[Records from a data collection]
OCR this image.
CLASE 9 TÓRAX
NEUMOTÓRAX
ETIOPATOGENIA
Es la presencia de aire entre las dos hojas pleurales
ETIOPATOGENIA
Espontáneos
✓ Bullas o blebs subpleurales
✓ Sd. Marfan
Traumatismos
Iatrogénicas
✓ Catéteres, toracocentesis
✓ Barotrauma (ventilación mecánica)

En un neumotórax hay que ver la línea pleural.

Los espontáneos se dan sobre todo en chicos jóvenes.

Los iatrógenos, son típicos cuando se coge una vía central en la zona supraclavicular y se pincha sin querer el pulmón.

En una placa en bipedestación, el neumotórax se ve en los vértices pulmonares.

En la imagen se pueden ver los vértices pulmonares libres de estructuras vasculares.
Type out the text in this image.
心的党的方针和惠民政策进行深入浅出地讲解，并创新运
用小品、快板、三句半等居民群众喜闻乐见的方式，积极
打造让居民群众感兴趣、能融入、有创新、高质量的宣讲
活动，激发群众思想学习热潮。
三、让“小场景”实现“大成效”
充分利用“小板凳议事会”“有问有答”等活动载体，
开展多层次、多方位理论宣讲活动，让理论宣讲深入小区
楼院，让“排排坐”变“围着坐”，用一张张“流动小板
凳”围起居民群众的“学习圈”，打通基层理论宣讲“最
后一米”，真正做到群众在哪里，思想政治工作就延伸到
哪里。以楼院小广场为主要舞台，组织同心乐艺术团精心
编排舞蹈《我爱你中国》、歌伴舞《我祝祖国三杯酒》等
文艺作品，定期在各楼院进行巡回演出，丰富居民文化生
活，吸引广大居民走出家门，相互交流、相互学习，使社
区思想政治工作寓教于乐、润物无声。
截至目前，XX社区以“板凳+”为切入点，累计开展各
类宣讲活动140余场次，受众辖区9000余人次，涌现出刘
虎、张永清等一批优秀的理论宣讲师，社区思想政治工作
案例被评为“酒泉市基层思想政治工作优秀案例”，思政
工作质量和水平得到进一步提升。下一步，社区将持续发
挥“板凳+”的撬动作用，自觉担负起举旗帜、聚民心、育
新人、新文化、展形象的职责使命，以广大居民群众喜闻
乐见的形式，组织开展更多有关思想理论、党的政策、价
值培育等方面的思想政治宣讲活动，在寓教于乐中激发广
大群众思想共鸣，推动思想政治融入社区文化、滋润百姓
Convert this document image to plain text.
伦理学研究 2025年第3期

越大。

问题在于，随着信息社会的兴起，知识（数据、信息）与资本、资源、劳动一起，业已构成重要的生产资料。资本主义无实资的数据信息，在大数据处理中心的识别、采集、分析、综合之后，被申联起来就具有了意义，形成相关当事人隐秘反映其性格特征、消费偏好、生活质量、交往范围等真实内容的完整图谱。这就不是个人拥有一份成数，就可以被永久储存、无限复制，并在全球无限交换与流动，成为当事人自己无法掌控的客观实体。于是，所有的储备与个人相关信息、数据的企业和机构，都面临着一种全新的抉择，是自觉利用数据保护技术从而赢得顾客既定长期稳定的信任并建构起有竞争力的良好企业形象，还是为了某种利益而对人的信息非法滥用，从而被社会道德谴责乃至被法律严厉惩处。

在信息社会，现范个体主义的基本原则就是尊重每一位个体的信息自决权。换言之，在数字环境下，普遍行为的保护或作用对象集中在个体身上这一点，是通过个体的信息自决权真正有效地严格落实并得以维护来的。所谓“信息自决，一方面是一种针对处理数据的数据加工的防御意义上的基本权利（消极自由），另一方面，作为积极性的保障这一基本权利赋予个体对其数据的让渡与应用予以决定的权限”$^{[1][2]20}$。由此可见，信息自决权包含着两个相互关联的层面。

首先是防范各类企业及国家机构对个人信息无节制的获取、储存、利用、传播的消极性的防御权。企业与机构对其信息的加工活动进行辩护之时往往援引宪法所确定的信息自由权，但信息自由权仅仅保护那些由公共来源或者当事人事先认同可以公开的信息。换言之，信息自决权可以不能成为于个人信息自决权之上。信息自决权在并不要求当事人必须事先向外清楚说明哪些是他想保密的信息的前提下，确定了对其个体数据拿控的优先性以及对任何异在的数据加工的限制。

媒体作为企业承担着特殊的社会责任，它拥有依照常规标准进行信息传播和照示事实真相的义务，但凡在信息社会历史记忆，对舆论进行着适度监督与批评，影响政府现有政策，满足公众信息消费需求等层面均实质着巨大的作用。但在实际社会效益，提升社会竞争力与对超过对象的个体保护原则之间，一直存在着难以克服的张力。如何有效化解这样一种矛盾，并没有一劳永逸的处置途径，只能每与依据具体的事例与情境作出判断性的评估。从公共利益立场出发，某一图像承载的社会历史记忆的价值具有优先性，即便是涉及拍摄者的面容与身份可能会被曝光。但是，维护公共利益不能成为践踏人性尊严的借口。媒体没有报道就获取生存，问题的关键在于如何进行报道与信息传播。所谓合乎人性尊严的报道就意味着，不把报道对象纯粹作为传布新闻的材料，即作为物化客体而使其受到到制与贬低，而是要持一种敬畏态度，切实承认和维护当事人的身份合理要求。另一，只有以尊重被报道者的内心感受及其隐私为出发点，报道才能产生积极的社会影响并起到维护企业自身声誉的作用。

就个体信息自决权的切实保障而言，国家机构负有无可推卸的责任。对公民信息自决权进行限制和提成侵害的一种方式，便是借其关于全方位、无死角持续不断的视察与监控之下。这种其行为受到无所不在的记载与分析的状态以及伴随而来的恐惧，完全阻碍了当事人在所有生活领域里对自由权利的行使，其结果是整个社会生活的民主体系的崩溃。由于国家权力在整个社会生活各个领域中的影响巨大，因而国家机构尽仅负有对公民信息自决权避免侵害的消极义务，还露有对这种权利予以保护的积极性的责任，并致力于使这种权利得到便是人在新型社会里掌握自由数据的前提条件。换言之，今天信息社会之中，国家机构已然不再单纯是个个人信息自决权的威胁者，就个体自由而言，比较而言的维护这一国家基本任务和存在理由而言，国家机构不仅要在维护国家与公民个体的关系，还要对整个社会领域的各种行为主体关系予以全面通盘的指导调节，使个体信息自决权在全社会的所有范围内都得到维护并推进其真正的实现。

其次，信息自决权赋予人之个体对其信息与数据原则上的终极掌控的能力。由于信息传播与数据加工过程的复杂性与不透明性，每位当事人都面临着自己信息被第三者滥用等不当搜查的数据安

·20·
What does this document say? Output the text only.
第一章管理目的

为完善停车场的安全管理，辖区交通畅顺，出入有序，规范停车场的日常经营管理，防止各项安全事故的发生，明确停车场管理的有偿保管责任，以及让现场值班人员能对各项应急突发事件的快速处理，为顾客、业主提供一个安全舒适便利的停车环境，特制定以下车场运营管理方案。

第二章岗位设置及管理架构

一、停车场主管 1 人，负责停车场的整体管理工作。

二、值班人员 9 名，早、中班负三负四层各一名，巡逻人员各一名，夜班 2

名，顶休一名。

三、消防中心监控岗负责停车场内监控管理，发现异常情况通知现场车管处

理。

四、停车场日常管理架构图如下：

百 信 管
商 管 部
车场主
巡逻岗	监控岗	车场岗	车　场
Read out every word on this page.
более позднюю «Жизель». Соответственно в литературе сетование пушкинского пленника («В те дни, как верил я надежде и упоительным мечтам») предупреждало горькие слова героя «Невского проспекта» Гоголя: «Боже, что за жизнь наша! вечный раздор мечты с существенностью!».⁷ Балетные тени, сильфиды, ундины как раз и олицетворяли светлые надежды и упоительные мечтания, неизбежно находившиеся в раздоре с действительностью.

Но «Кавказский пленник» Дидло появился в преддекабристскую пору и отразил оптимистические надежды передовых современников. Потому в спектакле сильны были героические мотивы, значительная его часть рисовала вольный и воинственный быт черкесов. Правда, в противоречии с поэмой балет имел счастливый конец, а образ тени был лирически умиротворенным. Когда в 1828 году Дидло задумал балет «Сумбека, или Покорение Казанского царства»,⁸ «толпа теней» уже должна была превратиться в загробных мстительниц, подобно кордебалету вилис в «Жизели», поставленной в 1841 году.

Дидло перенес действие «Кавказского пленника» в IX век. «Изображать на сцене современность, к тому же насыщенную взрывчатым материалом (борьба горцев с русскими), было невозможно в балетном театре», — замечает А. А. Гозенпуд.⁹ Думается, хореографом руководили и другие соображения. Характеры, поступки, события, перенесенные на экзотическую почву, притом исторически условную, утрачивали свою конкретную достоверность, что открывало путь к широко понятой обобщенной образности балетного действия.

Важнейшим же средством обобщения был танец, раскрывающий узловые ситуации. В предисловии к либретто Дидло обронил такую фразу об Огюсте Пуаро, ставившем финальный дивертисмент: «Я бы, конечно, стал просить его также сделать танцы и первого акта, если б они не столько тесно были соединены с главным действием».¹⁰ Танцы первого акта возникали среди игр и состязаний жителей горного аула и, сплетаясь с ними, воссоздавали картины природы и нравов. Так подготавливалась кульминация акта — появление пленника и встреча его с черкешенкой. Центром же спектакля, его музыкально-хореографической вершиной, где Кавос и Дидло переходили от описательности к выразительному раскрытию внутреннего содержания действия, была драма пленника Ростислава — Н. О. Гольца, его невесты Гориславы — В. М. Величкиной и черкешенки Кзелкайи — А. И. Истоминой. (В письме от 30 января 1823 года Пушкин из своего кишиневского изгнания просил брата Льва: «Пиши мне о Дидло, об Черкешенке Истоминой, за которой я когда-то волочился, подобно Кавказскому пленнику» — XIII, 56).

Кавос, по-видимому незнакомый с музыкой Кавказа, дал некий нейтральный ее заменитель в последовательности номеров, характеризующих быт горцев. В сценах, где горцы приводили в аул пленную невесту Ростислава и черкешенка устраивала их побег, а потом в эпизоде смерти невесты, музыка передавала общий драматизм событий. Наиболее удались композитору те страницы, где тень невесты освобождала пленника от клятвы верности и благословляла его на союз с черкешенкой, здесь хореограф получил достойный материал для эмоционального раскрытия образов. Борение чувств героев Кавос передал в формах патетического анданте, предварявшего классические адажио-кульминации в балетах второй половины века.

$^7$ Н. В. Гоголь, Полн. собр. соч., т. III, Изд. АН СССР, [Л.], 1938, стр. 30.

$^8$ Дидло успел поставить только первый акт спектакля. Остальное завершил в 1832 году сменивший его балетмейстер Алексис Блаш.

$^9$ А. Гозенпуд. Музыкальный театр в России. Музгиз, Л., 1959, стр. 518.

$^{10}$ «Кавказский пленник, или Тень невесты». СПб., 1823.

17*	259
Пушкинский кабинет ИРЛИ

- Given task:
Find how many lines of the material carry the string "text". Only the number should be in the answer.

- Final answer:
3